**Task description:** Please output the lines shown below exactly as they appear.
— Start Input data —
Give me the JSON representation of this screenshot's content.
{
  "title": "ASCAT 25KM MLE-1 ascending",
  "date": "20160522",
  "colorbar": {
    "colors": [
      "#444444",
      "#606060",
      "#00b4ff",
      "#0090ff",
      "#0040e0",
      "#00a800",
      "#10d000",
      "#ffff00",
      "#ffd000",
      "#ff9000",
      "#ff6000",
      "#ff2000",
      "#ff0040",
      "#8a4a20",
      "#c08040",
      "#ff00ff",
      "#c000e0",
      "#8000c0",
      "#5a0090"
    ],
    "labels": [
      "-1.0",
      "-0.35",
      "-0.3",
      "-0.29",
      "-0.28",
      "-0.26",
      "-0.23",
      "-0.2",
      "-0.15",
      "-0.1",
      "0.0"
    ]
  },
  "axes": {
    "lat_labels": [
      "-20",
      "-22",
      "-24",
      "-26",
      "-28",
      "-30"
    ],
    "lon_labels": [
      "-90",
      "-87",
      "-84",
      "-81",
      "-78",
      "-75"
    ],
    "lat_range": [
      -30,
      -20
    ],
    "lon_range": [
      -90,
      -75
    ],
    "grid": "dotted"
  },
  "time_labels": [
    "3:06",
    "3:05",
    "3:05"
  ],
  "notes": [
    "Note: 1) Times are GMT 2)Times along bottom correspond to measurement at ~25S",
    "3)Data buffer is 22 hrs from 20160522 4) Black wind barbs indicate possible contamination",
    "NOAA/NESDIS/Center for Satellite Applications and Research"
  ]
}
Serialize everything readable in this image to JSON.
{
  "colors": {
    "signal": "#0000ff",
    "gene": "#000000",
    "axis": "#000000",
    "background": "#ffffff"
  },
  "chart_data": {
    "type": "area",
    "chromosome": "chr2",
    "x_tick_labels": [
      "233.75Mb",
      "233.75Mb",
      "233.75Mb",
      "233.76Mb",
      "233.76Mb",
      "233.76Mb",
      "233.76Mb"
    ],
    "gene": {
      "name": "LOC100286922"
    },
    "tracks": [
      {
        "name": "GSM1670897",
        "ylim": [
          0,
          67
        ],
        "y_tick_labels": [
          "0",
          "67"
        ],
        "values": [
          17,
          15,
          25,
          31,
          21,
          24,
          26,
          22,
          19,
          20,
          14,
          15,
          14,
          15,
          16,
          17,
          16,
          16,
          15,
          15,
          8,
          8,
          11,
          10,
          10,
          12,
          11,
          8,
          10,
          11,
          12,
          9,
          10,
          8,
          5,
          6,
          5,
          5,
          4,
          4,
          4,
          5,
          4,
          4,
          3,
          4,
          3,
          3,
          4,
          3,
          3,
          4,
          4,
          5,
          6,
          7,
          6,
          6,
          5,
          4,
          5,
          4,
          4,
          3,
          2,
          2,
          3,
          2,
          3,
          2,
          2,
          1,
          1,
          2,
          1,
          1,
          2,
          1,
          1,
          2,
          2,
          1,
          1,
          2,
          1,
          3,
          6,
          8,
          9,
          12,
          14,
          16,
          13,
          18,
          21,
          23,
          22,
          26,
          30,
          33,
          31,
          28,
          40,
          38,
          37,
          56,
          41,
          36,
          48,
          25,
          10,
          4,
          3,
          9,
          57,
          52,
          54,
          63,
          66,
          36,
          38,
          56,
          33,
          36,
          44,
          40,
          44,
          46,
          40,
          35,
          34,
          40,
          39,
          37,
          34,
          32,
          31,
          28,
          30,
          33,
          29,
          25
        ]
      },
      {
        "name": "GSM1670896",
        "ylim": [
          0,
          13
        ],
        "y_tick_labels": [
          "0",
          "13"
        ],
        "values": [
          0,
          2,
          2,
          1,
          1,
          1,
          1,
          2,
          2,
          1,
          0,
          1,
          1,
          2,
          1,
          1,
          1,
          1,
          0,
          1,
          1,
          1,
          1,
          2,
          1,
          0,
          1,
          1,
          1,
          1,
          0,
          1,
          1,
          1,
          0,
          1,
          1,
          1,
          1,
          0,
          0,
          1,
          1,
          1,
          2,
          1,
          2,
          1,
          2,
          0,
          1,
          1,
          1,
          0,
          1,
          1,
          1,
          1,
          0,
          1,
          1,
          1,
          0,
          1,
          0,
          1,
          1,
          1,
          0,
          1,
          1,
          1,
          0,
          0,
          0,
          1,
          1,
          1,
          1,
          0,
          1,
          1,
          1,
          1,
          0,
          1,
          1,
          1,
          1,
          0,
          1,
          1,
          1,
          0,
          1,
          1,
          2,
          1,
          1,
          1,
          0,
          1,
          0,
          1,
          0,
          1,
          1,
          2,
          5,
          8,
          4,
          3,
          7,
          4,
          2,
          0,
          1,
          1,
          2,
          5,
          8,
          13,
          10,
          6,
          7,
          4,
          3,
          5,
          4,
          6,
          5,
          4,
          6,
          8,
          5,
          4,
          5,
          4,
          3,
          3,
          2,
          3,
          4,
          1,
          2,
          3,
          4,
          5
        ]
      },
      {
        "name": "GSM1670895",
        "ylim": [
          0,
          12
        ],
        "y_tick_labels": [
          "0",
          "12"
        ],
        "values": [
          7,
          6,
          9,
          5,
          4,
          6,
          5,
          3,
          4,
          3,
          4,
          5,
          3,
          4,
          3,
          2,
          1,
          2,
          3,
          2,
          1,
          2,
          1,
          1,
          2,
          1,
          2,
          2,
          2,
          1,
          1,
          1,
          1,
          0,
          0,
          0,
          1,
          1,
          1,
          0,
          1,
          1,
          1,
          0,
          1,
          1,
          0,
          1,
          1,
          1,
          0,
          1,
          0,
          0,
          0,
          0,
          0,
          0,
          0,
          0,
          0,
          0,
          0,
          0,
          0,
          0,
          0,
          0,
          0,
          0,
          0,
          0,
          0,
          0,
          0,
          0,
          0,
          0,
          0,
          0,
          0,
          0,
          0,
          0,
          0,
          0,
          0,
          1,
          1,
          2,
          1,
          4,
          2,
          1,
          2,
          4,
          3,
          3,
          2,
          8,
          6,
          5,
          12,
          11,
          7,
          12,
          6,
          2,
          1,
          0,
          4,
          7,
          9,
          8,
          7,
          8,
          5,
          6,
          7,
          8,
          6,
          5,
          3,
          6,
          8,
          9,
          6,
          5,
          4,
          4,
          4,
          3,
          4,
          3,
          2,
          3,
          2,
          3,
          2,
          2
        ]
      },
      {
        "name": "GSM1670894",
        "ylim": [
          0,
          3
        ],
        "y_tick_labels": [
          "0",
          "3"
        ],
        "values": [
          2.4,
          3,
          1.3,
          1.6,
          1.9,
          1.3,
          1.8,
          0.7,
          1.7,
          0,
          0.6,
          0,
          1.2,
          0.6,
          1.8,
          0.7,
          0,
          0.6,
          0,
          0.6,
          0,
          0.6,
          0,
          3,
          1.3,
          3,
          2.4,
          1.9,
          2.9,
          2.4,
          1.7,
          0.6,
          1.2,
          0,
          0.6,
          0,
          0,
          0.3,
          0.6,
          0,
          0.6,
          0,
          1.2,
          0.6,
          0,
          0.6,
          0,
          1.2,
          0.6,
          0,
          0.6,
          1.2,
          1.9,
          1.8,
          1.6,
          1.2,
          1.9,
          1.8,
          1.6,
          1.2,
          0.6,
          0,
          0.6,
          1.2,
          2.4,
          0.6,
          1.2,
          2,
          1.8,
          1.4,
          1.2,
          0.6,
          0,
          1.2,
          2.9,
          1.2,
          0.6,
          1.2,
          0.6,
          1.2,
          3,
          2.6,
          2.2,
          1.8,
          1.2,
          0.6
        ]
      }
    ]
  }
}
— End Input data —
**Exercise solution:**
Give me the JSON representation of this screenshot's content.
{
  "title": "ASCAT 25KM MLE-1 ascending",
  "date": "20160522",
  "colorbar": {
    "colors": [
      "#444444",
      "#606060",
      "#00b4ff",
      "#0090ff",
      "#0040e0",
      "#00a800",
      "#10d000",
      "#ffff00",
      "#ffd000",
      "#ff9000",
      "#ff6000",
      "#ff2000",
      "#ff0040",
      "#8a4a20",
      "#c08040",
      "#ff00ff",
      "#c000e0",
      "#8000c0",
      "#5a0090"
    ],
    "labels": [
      "-1.0",
      "-0.35",
      "-0.3",
      "-0.29",
      "-0.28",
      "-0.26",
      "-0.23",
      "-0.2",
      "-0.15",
      "-0.1",
      "0.0"
    ]
  },
  "axes": {
    "lat_labels": [
      "-20",
      "-22",
      "-24",
      "-26",
      "-28",
      "-30"
    ],
    "lon_labels": [
      "-90",
      "-87",
      "-84",
      "-81",
      "-78",
      "-75"
    ],
    "lat_range": [
      -30,
      -20
    ],
    "lon_range": [
      -90,
      -75
    ],
    "grid": "dotted"
  },
  "time_labels": [
    "3:06",
    "3:05",
    "3:05"
  ],
  "notes": [
    "Note: 1) Times are GMT 2)Times along bottom correspond to measurement at ~25S",
    "3)Data buffer is 22 hrs from 20160522 4) Black wind barbs indicate possible contamination",
    "NOAA/NESDIS/Center for Satellite Applications and Research"
  ]
}
Serialize everything readable in this image to JSON.
{
  "colors": {
    "signal": "#0000ff",
    "gene": "#000000",
    "axis": "#000000",
    "background": "#ffffff"
  },
  "chart_data": {
    "type": "area",
    "chromosome": "chr2",
    "x_tick_labels": [
      "233.75Mb",
      "233.75Mb",
      "233.75Mb",
      "233.76Mb",
      "233.76Mb",
      "233.76Mb",
      "233.76Mb"
    ],
    "gene": {
      "name": "LOC100286922"
    },
    "tracks": [
      {
        "name": "GSM1670897",
        "ylim": [
          0,
          67
        ],
        "y_tick_labels": [
          "0",
          "67"
        ],
        "values": [
          17,
          15,
          25,
          31,
          21,
          24,
          26,
          22,
          19,
          20,
          14,
          15,
          14,
          15,
          16,
          17,
          16,
          16,
          15,
          15,
          8,
          8,
          11,
          10,
          10,
          12,
          11,
          8,
          10,
          11,
          12,
          9,
          10,
          8,
          5,
          6,
          5,
          5,
          4,
          4,
          4,
          5,
          4,
          4,
          3,
          4,
          3,
          3,
          4,
          3,
          3,
          4,
          4,
          5,
          6,
          7,
          6,
          6,
          5,
          4,
          5,
          4,
          4,
          3,
          2,
          2,
          3,
          2,
          3,
          2,
          2,
          1,
          1,
          2,
          1,
          1,
          2,
          1,
          1,
          2,
          2,
          1,
          1,
          2,
          1,
          3,
          6,
          8,
          9,
          12,
          14,
          16,
          13,
          18,
          21,
          23,
          22,
          26,
          30,
          33,
          31,
          28,
          40,
          38,
          37,
          56,
          41,
          36,
          48,
          25,
          10,
          4,
          3,
          9,
          57,
          52,
          54,
          63,
          66,
          36,
          38,
          56,
          33,
          36,
          44,
          40,
          44,
          46,
          40,
          35,
          34,
          40,
          39,
          37,
          34,
          32,
          31,
          28,
          30,
          33,
          29,
          25
        ]
      },
      {
        "name": "GSM1670896",
        "ylim": [
          0,
          13
        ],
        "y_tick_labels": [
          "0",
          "13"
        ],
        "values": [
          0,
          2,
          2,
          1,
          1,
          1,
          1,
          2,
          2,
          1,
          0,
          1,
          1,
          2,
          1,
          1,
          1,
          1,
          0,
          1,
          1,
          1,
          1,
          2,
          1,
          0,
          1,
          1,
          1,
          1,
          0,
          1,
          1,
          1,
          0,
          1,
          1,
          1,
          1,
          0,
          0,
          1,
          1,
          1,
          2,
          1,
          2,
          1,
          2,
          0,
          1,
          1,
          1,
          0,
          1,
          1,
          1,
          1,
          0,
          1,
          1,
          1,
          0,
          1,
          0,
          1,
          1,
          1,
          0,
          1,
          1,
          1,
          0,
          0,
          0,
          1,
          1,
          1,
          1,
          0,
          1,
          1,
          1,
          1,
          0,
          1,
          1,
          1,
          1,
          0,
          1,
          1,
          1,
          0,
          1,
          1,
          2,
          1,
          1,
          1,
          0,
          1,
          0,
          1,
          0,
          1,
          1,
          2,
          5,
          8,
          4,
          3,
          7,
          4,
          2,
          0,
          1,
          1,
          2,
          5,
          8,
          13,
          10,
          6,
          7,
          4,
          3,
          5,
          4,
          6,
          5,
          4,
          6,
          8,
          5,
          4,
          5,
          4,
          3,
          3,
          2,
          3,
          4,
          1,
          2,
          3,
          4,
          5
        ]
      },
      {
        "name": "GSM1670895",
        "ylim": [
          0,
          12
        ],
        "y_tick_labels": [
          "0",
          "12"
        ],
        "values": [
          7,
          6,
          9,
          5,
          4,
          6,
          5,
          3,
          4,
          3,
          4,
          5,
          3,
          4,
          3,
          2,
          1,
          2,
          3,
          2,
          1,
          2,
          1,
          1,
          2,
          1,
          2,
          2,
          2,
          1,
          1,
          1,
          1,
          0,
          0,
          0,
          1,
          1,
          1,
          0,
          1,
          1,
          1,
          0,
          1,
          1,
          0,
          1,
          1,
          1,
          0,
          1,
          0,
          0,
          0,
          0,
          0,
          0,
          0,
          0,
          0,
          0,
          0,
          0,
          0,
          0,
          0,
          0,
          0,
          0,
          0,
          0,
          0,
          0,
          0,
          0,
          0,
          0,
          0,
          0,
          0,
          0,
          0,
          0,
          0,
          0,
          0,
          1,
          1,
          2,
          1,
          4,
          2,
          1,
          2,
          4,
          3,
          3,
          2,
          8,
          6,
          5,
          12,
          11,
          7,
          12,
          6,
          2,
          1,
          0,
          4,
          7,
          9,
          8,
          7,
          8,
          5,
          6,
          7,
          8,
          6,
          5,
          3,
          6,
          8,
          9,
          6,
          5,
          4,
          4,
          4,
          3,
          4,
          3,
          2,
          3,
          2,
          3,
          2,
          2
        ]
      },
      {
        "name": "GSM1670894",
        "ylim": [
          0,
          3
        ],
        "y_tick_labels": [
          "0",
          "3"
        ],
        "values": [
          2.4,
          3,
          1.3,
          1.6,
          1.9,
          1.3,
          1.8,
          0.7,
          1.7,
          0,
          0.6,
          0,
          1.2,
          0.6,
          1.8,
          0.7,
          0,
          0.6,
          0,
          0.6,
          0,
          0.6,
          0,
          3,
          1.3,
          3,
          2.4,
          1.9,
          2.9,
          2.4,
          1.7,
          0.6,
          1.2,
          0,
          0.6,
          0,
          0,
          0.3,
          0.6,
          0,
          0.6,
          0,
          1.2,
          0.6,
          0,
          0.6,
          0,
          1.2,
          0.6,
          0,
          0.6,
          1.2,
          1.9,
          1.8,
          1.6,
          1.2,
          1.9,
          1.8,
          1.6,
          1.2,
          0.6,
          0,
          0.6,
          1.2,
          2.4,
          0.6,
          1.2,
          2,
          1.8,
          1.4,
          1.2,
          0.6,
          0,
          1.2,
          2.9,
          1.2,
          0.6,
          1.2,
          0.6,
          1.2,
          3,
          2.6,
          2.2,
          1.8,
          1.2,
          0.6
        ]
      }
    ]
  }
}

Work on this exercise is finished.